_Data entries_
##############################
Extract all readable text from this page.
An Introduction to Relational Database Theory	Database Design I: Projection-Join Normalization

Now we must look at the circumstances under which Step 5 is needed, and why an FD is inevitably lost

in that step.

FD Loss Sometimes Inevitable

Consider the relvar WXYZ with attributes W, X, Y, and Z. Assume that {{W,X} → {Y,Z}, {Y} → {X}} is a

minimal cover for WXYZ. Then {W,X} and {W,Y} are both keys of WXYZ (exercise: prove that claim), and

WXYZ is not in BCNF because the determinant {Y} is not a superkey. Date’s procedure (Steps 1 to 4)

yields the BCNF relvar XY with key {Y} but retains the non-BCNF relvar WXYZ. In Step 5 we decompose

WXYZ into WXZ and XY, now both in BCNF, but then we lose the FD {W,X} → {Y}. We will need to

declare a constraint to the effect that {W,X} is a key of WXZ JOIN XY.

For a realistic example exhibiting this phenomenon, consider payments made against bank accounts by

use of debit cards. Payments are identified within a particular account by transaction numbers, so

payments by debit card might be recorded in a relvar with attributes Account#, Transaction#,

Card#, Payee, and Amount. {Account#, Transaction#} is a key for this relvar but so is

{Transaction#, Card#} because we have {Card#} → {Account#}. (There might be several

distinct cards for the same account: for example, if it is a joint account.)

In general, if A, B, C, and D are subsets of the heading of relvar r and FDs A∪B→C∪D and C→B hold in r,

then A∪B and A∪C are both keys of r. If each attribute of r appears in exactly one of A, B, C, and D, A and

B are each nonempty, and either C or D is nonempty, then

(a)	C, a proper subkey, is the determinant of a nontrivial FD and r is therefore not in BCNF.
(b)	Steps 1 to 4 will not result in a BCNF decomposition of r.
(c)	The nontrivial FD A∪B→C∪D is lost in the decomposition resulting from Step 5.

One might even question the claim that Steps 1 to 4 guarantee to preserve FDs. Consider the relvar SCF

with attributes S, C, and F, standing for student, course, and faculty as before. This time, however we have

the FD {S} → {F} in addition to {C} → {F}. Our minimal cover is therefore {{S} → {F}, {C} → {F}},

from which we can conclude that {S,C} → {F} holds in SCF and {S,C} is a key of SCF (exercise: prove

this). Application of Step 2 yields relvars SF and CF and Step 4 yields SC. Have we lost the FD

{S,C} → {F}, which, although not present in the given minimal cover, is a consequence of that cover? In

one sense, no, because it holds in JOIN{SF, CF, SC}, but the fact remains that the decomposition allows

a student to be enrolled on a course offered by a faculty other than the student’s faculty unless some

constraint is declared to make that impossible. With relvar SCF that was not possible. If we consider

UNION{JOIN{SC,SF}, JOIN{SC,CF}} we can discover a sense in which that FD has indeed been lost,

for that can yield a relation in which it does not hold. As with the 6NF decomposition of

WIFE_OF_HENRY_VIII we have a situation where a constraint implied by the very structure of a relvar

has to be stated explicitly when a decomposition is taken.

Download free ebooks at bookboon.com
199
##############################
_PROBLEM_
Copy out every line in the entries above that holds "example".

_THE RESPONSE_
For a realistic example exhibiting this phenomenon, consider payments made against bank accounts by
distinct cards for the same account: for example, if it is a joint account.)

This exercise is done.